» EXERCISE TASK
Restate the listing that follows word for word, without its pictures.

» GIVEN ENTRIES
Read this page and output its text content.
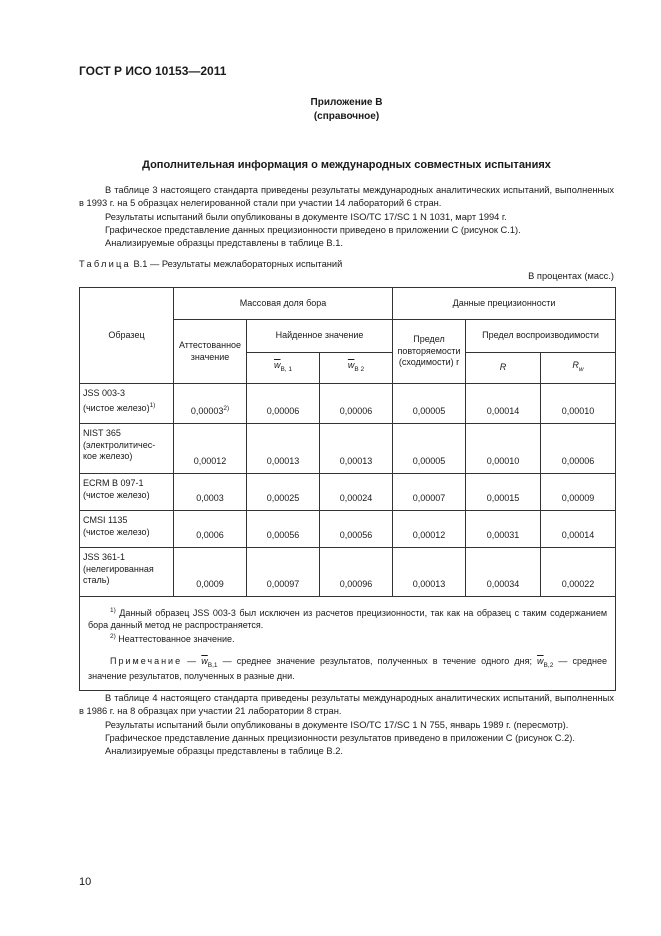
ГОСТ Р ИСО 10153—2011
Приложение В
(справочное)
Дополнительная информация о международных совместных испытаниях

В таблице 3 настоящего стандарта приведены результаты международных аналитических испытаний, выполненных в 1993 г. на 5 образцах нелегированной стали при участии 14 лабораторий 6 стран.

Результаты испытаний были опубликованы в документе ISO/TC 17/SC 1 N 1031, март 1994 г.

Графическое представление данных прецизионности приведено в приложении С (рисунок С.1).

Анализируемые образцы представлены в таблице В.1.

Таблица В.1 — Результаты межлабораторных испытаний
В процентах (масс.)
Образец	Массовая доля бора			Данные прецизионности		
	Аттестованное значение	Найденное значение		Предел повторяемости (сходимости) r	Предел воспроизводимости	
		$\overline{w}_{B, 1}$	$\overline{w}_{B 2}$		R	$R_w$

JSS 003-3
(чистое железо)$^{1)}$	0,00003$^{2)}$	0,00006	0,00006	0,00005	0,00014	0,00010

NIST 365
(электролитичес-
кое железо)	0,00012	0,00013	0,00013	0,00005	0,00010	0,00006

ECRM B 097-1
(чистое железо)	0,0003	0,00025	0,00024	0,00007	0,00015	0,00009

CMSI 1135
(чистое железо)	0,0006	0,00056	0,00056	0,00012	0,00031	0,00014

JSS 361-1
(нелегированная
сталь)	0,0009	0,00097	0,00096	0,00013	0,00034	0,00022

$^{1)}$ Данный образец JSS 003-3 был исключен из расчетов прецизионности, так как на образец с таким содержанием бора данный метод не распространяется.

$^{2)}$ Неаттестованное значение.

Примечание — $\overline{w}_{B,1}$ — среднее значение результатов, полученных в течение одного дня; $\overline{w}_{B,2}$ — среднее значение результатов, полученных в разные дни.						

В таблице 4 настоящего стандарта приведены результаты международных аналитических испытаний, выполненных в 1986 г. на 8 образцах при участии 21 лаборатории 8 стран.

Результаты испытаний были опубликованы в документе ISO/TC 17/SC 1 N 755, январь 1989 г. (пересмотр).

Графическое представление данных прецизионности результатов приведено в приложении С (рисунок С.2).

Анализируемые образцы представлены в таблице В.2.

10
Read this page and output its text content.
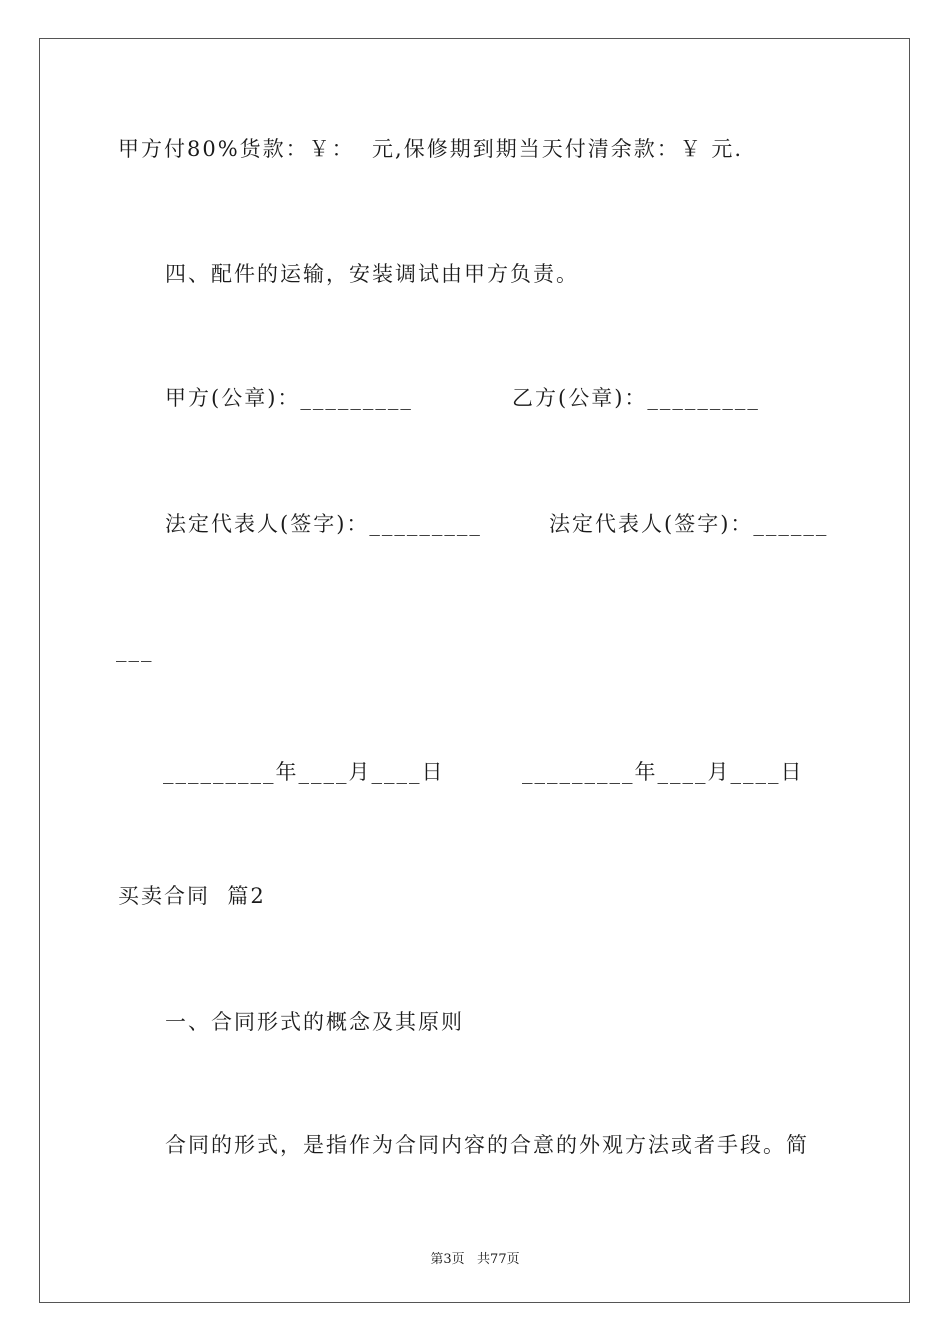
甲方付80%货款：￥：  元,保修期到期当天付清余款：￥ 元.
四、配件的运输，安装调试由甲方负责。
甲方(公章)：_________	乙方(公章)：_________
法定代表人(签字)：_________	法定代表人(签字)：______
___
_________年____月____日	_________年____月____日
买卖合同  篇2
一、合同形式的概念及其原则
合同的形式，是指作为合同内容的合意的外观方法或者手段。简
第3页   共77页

» ANSWER FOR THIS EXERCISE
Read this page and output its text content.
ГОСТ Р ИСО 10153—2011
Приложение В
(справочное)
Дополнительная информация о международных совместных испытаниях

В таблице 3 настоящего стандарта приведены результаты международных аналитических испытаний, выполненных в 1993 г. на 5 образцах нелегированной стали при участии 14 лабораторий 6 стран.

Результаты испытаний были опубликованы в документе ISO/TC 17/SC 1 N 1031, март 1994 г.

Графическое представление данных прецизионности приведено в приложении С (рисунок С.1).

Анализируемые образцы представлены в таблице В.1.

Таблица В.1 — Результаты межлабораторных испытаний
В процентах (масс.)
Образец	Массовая доля бора			Данные прецизионности		
	Аттестованное значение	Найденное значение		Предел повторяемости (сходимости) r	Предел воспроизводимости	
		$\overline{w}_{B, 1}$	$\overline{w}_{B 2}$		R	$R_w$

JSS 003-3
(чистое железо)$^{1)}$	0,00003$^{2)}$	0,00006	0,00006	0,00005	0,00014	0,00010

NIST 365
(электролитичес-
кое железо)	0,00012	0,00013	0,00013	0,00005	0,00010	0,00006

ECRM B 097-1
(чистое железо)	0,0003	0,00025	0,00024	0,00007	0,00015	0,00009

CMSI 1135
(чистое железо)	0,0006	0,00056	0,00056	0,00012	0,00031	0,00014

JSS 361-1
(нелегированная
сталь)	0,0009	0,00097	0,00096	0,00013	0,00034	0,00022

$^{1)}$ Данный образец JSS 003-3 был исключен из расчетов прецизионности, так как на образец с таким содержанием бора данный метод не распространяется.

$^{2)}$ Неаттестованное значение.

Примечание — $\overline{w}_{B,1}$ — среднее значение результатов, полученных в течение одного дня; $\overline{w}_{B,2}$ — среднее значение результатов, полученных в разные дни.						

В таблице 4 настоящего стандарта приведены результаты международных аналитических испытаний, выполненных в 1986 г. на 8 образцах при участии 21 лаборатории 8 стран.

Результаты испытаний были опубликованы в документе ISO/TC 17/SC 1 N 755, январь 1989 г. (пересмотр).

Графическое представление данных прецизионности результатов приведено в приложении С (рисунок С.2).

Анализируемые образцы представлены в таблице В.2.

10
Read this page and output its text content.
甲方付80%货款：￥：  元,保修期到期当天付清余款：￥ 元.
四、配件的运输，安装调试由甲方负责。
甲方(公章)：_________	乙方(公章)：_________
法定代表人(签字)：_________	法定代表人(签字)：______
___
_________年____月____日	_________年____月____日
买卖合同  篇2
一、合同形式的概念及其原则
合同的形式，是指作为合同内容的合意的外观方法或者手段。简
第3页   共77页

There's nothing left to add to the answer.